Page 1 of 3
How to extract data from website?
Posted: 30 Apr 2017 08:01
by PaperTronics
Hey Guys!
I wanted to extract all the links beginning with "
http://www.mediafire.com" in this:
http://www.mediafire.com/file/4yks2b0u18auy69/Doc.txt file. I tried using findstr and find command but it won't do the trick.
Help plz!
Thanks,
PaperTronics
Re: How to extract data from website?
Posted: 30 Apr 2017 11:13
by aGerman
You need a utility that supports Regular Expressions better than FINDSTR. Either use a 3rd party or elsewise I'm virtually certain dbenham's JREPL hybrid batch will work, too.
viewtopic.php?f=3&t=6044Steffen
Re: How to extract data from website?
Posted: 30 Apr 2017 15:15
by igor_andreev
Code: Select all
grep -P -o "http\:\/\/www\.mediafire\.com[^\x22]*" Doc.txt
or
Code: Select all
type Doc.txt | geturls | find "mediafire"
geturls.zip(~32kb) here
http://ss64.net/westlake/nt/index.html
Re: How to extract data from website?
Posted: 01 May 2017 06:14
by aGerman
Using JREPL
Code: Select all
@echo off &setlocal
cmd /c ""jrepl.bat" "\bhttp://www\.mediafire\.com[^^\x22]*" "" /F "Doc.txt" /I /MATCH"

**AIM A**
From the forum thread on extracting links, reproduce the passage starting with "I wanted to" and going on through "will work, too.".

**GIVEN INFORMATION**
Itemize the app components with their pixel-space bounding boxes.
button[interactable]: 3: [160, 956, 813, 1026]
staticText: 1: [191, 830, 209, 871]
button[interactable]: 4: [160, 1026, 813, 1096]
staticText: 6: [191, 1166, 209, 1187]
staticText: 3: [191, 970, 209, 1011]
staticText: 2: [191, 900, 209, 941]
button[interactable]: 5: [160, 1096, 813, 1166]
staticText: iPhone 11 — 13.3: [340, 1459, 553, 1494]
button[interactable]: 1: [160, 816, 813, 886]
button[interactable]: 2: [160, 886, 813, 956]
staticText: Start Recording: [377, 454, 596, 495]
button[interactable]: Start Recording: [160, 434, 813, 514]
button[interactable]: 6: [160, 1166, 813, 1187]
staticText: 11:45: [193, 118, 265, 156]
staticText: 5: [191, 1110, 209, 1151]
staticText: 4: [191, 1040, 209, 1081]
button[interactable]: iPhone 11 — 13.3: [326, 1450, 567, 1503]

**AIM B**
Convert the listing, from its first line through the line that contains "button[interactable]: 2: [160, 886, 813, 956]", into a Markdown table with the columns Row and Line, numbering each line and leaving out blank lines.

**FULL RESPONSE A**
I wanted to extract all the links beginning with "
http://www.mediafire.com" in this:
http://www.mediafire.com/file/4yks2b0u18auy69/Doc.txt file. I tried using findstr and find command but it won't do the trick.
Help plz!
Thanks,
PaperTronics
Re: How to extract data from website?
Posted: 30 Apr 2017 11:13
by aGerman
You need a utility that supports Regular Expressions better than FINDSTR. Either use a 3rd party or elsewise I'm virtually certain dbenham's JREPL hybrid batch will work, too.

**FULL RESPONSE B**
| Row | Line |
|---|---|
| 1 | Itemize the app components with their pixel-space bounding boxes. |
| 2 | button[interactable]: 3: [160, 956, 813, 1026] |
| 3 | staticText: 1: [191, 830, 209, 871] |
| 4 | button[interactable]: 4: [160, 1026, 813, 1096] |
| 5 | staticText: 6: [191, 1166, 209, 1187] |
| 6 | staticText: 3: [191, 970, 209, 1011] |
| 7 | staticText: 2: [191, 900, 209, 941] |
| 8 | button[interactable]: 5: [160, 1096, 813, 1166] |
| 9 | staticText: iPhone 11 — 13.3: [340, 1459, 553, 1494] |
| 10 | button[interactable]: 1: [160, 816, 813, 886] |
| 11 | button[interactable]: 2: [160, 886, 813, 956] |